# [ITEMS]
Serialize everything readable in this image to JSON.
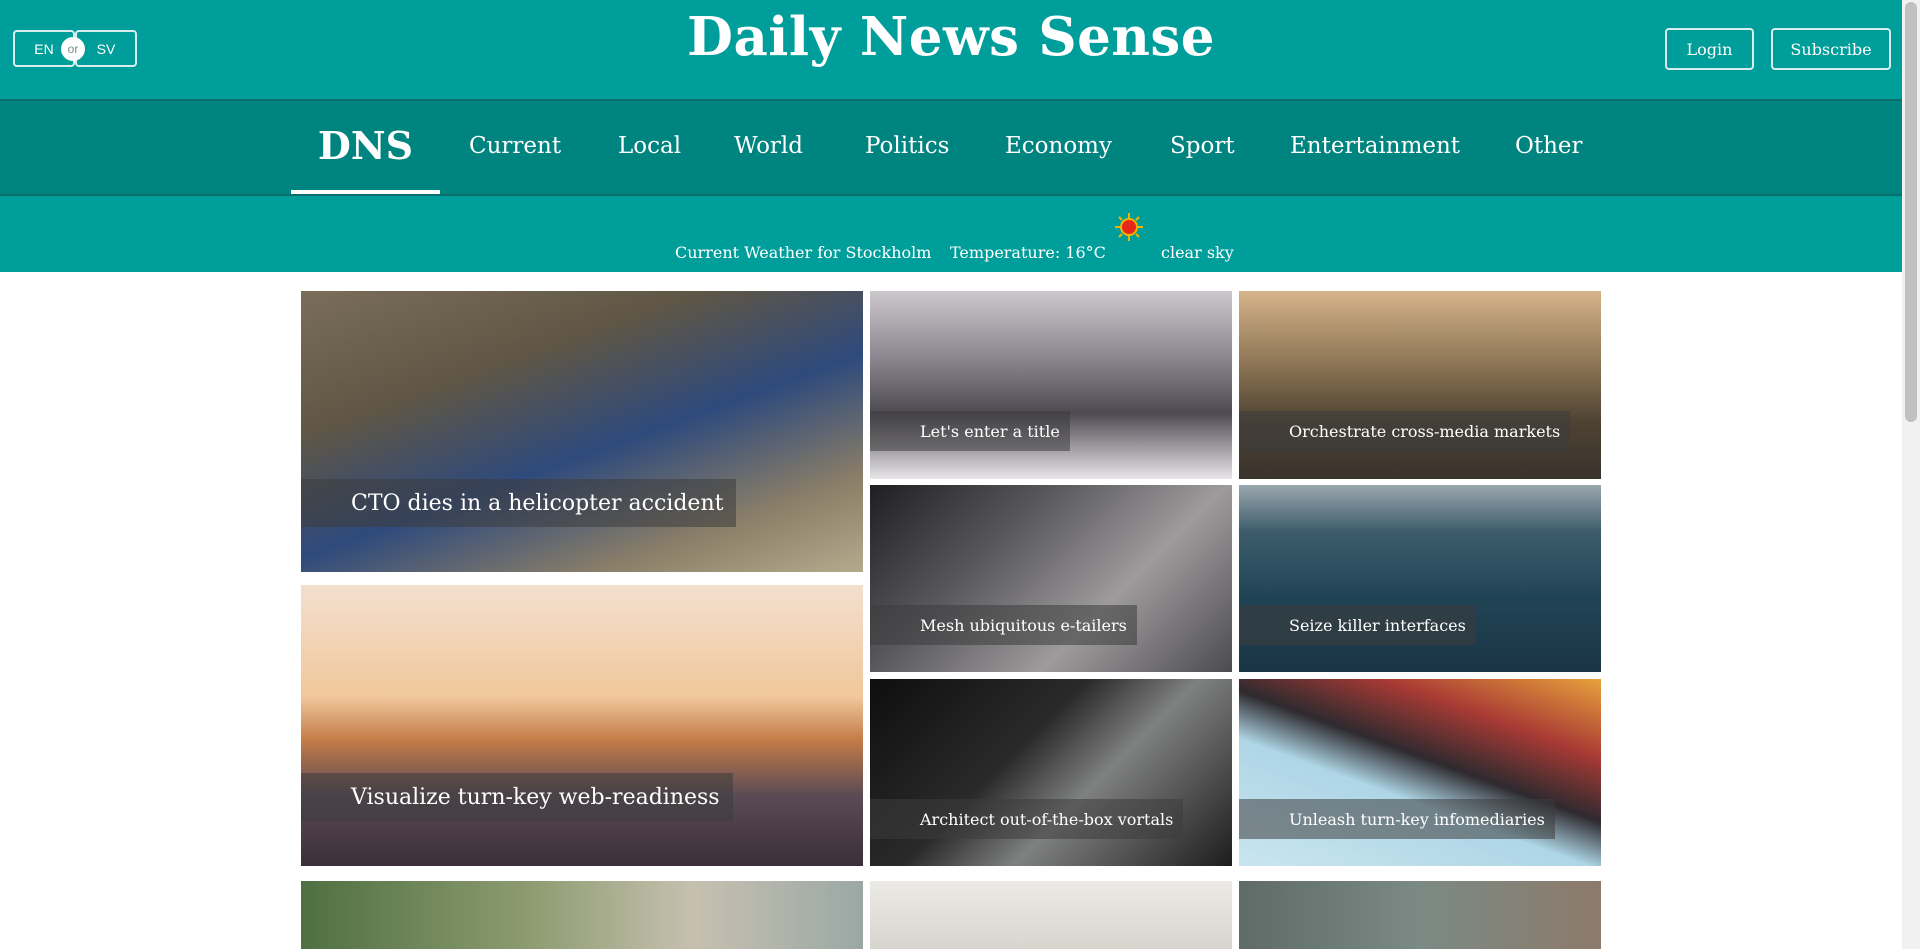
{
  "language": {
    "en": "EN",
    "or": "or",
    "sv": "SV"
  },
  "site_title": "Daily News Sense",
  "header_buttons": {
    "login": "Login",
    "subscribe": "Subscribe"
  },
  "nav": {
    "logo": "DNS",
    "items": [
      "Current",
      "Local",
      "World",
      "Politics",
      "Economy",
      "Sport",
      "Entertainment",
      "Other"
    ]
  },
  "weather": {
    "label": "Current Weather for Stockholm",
    "temperature": "Temperature: 16°C",
    "icon": "sun-icon",
    "condition": "clear sky"
  },
  "articles": [
    {
      "title": "CTO dies in a helicopter accident"
    },
    {
      "title": "Let's enter a title"
    },
    {
      "title": "Orchestrate cross-media markets"
    },
    {
      "title": "Mesh ubiquitous e-tailers"
    },
    {
      "title": "Seize killer interfaces"
    },
    {
      "title": "Visualize turn-key web-readiness"
    },
    {
      "title": "Architect out-of-the-box vortals"
    },
    {
      "title": "Unleash turn-key infomediaries"
    }
  ],
  "colors": {
    "header": "#009e9a",
    "nav": "#00847f",
    "text": "#ffffff"
  }
}
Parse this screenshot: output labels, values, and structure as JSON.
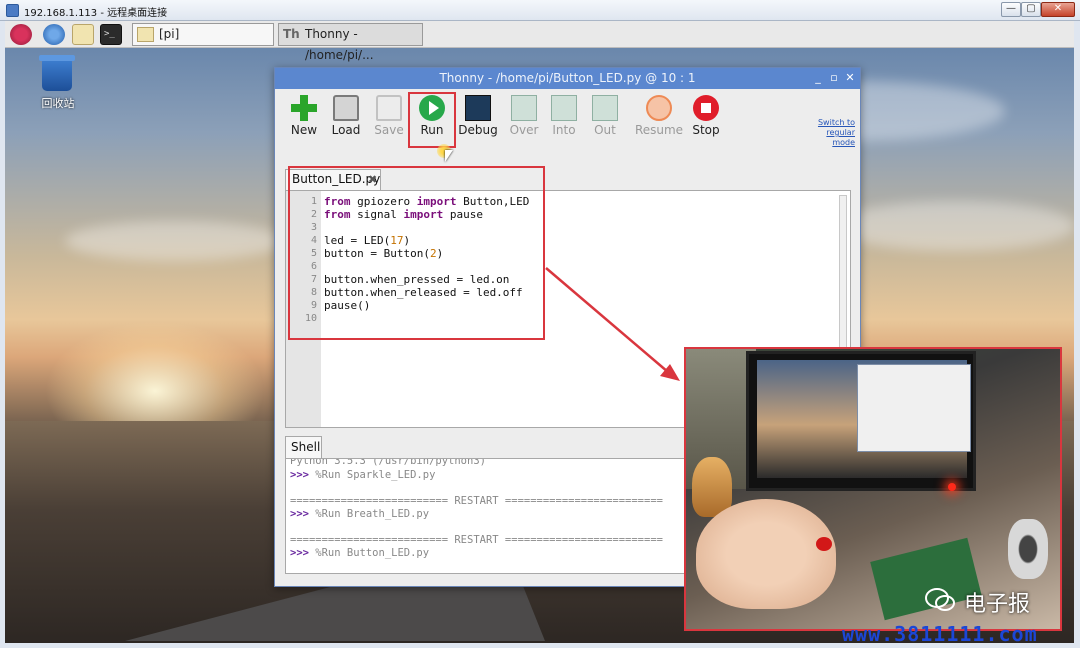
{
  "rdp": {
    "title": "192.168.1.113 - 远程桌面连接",
    "controls": {
      "minimize": "—",
      "maximize": "▢",
      "close": "✕"
    }
  },
  "taskbar": {
    "terminal_glyph": ">_",
    "tasks": [
      {
        "label": "[pi]"
      },
      {
        "label": "Thonny  -  /home/pi/..."
      }
    ]
  },
  "desktop": {
    "trash_label": "回收站"
  },
  "thonny": {
    "title": "Thonny  -  /home/pi/Button_LED.py  @  10 : 1",
    "window_controls": {
      "minimize": "_",
      "maximize": "▫",
      "close": "✕"
    },
    "toolbar": [
      {
        "label": "New",
        "enabled": true
      },
      {
        "label": "Load",
        "enabled": true
      },
      {
        "label": "Save",
        "enabled": false
      },
      {
        "label": "Run",
        "enabled": true
      },
      {
        "label": "Debug",
        "enabled": true
      },
      {
        "label": "Over",
        "enabled": false
      },
      {
        "label": "Into",
        "enabled": false
      },
      {
        "label": "Out",
        "enabled": false
      },
      {
        "label": "Resume",
        "enabled": false
      },
      {
        "label": "Stop",
        "enabled": true
      }
    ],
    "switch_mode": "Switch to regular mode",
    "editor": {
      "tab_label": "Button_LED.py",
      "tab_close": "✖",
      "line_numbers": [
        "1",
        "2",
        "3",
        "4",
        "5",
        "6",
        "7",
        "8",
        "9",
        "10"
      ],
      "code": [
        "from gpiozero import Button,LED",
        "from signal import pause",
        "",
        "led = LED(17)",
        "button = Button(2)",
        "",
        "button.when_pressed = led.on",
        "button.when_released = led.off",
        "pause()",
        ""
      ]
    },
    "shell": {
      "tab_label": "Shell",
      "lines": [
        "Python 3.5.3 (/usr/bin/python3)",
        ">>> %Run Sparkle_LED.py",
        "",
        "========================= RESTART =========================",
        ">>> %Run Breath_LED.py",
        "",
        "========================= RESTART =========================",
        ">>> %Run Button_LED.py"
      ]
    }
  },
  "watermark": {
    "brand": "电子报",
    "url": "www.3811111.com"
  },
  "colors": {
    "highlight_red": "#d9363e",
    "thonny_title_blue": "#5b87cf",
    "run_green": "#27a84a",
    "stop_red": "#e01d2a",
    "keyword_purple": "#7a0e7a",
    "url_blue": "#1c46d6"
  }
}
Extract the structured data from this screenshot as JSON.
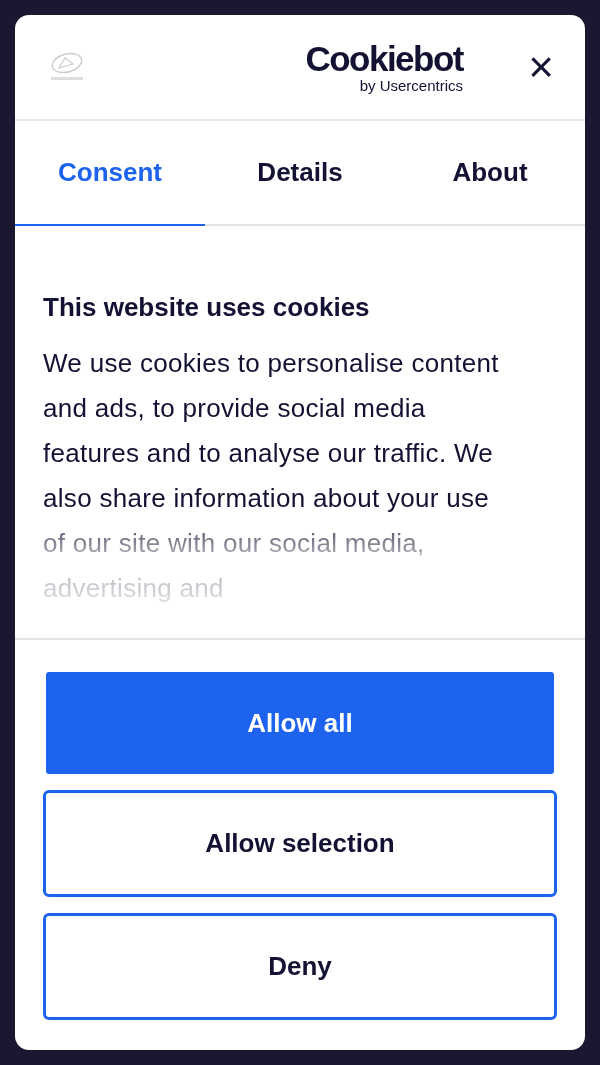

# [AIM]
Report back each line of the entries that holds the string "JSON".

# [SOLVED EXERCISE]
Serialize everything readable in this image to JSON.
Parse this screenshot: output labels, values, and structure as JSON.
Extract the structured data from this screenshot as JSON.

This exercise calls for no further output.